■ Votre objectif
Indiquez si chaque affirmation concorde avec l'extrait sur le Dr Alexandre ci-dessous : répondez par oui ou non et citez les mots décisifs du texte. 1. Laurent Alexandre est né à Paris. 2. Il a créé Doctissimo seul. 3. La mort de la mort est sorti en 2009.

■ Extrait du texte
Le Dr Alexandre en quelques dates
Né en 1960 à Paris, le Dr Laurent Alexandre devient chirurgien-urologue avant d’entrer à l’Ecole Nationale d’Administration. Egalement diplômé de l’Institut d’Etudes Politiques et de la Haute Ecole de Commerce, cet entrepreneur né crée le site médical Doctissimo en 1999 avec le Dr Claude Malhuret. En 2009, il rejoint la Belgique pour assurer la présidence de DNAVision, société de séquençage de l’ADN. Scientifique, vulgarisateur, marathonien à ses heures, le Dr Laurent Alexandre est l’auteur de plusieurs ouvrages, dont La mort de la mort, sorti en 2011. Il s’apprête à publier Cancer 2.0 dans lequel il prédit que la fin du cancer est proche.
Sommes-nous préparés à tous ces bouleversements?

■ Extraits de données
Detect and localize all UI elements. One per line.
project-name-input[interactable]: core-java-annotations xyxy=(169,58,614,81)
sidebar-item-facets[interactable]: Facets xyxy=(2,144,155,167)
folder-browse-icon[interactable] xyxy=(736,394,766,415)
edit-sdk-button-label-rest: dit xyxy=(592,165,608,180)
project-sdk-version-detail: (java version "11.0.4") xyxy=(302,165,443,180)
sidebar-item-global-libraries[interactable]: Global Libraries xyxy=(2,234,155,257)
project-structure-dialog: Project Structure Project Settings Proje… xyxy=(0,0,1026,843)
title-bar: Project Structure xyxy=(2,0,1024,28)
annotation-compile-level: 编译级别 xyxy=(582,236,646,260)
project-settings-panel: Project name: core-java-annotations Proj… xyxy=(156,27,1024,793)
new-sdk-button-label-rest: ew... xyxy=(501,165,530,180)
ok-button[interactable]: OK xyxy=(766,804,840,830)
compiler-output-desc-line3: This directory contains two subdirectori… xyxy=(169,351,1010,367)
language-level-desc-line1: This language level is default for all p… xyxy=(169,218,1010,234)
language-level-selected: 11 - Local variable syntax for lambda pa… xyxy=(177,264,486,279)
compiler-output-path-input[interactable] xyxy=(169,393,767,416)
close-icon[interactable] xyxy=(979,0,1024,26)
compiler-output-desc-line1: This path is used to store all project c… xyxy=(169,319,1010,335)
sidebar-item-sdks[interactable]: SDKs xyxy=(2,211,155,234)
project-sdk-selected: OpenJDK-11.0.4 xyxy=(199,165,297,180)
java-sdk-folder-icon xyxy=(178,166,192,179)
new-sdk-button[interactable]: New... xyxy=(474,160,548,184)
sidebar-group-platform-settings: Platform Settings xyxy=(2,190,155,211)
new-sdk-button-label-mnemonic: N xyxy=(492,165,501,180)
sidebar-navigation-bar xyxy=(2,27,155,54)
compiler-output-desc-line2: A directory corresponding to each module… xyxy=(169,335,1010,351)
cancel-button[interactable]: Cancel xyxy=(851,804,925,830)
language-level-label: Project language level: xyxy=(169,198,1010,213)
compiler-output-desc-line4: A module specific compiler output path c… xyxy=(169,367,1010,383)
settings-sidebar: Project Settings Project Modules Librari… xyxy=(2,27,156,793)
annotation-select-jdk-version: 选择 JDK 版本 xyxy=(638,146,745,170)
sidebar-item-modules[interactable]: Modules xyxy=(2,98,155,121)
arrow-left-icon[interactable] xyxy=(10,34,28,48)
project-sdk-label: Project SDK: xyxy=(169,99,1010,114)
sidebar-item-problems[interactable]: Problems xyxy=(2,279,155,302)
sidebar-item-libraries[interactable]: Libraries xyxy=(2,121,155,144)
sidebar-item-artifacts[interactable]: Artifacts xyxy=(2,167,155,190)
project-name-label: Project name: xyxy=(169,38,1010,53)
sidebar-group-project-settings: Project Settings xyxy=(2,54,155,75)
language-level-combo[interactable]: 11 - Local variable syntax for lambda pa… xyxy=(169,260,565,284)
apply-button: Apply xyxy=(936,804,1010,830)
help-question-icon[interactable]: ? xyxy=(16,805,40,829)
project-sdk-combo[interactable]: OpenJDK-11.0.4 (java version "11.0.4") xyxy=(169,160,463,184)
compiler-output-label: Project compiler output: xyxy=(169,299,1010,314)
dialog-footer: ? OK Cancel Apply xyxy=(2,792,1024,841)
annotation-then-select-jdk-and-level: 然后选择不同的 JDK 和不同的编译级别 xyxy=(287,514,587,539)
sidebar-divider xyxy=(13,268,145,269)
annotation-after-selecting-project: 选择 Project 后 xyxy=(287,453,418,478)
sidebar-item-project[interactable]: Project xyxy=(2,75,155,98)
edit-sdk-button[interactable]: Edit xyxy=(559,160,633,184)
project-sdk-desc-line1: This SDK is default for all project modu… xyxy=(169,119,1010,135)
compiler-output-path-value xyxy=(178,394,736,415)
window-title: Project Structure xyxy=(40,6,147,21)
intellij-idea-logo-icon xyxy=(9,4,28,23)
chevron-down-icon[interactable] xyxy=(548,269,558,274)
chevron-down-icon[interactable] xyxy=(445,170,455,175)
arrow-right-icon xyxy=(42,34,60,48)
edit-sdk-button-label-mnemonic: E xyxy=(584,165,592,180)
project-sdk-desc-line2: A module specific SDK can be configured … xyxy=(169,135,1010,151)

■ Résultat de l'exercice
1. Oui : « Né en 1960 à Paris ».
2. Non : « crée le site médical Doctissimo en 1999 avec le Dr Claude Malhuret ».
3. Non : « La mort de la mort, sorti en 2011 ».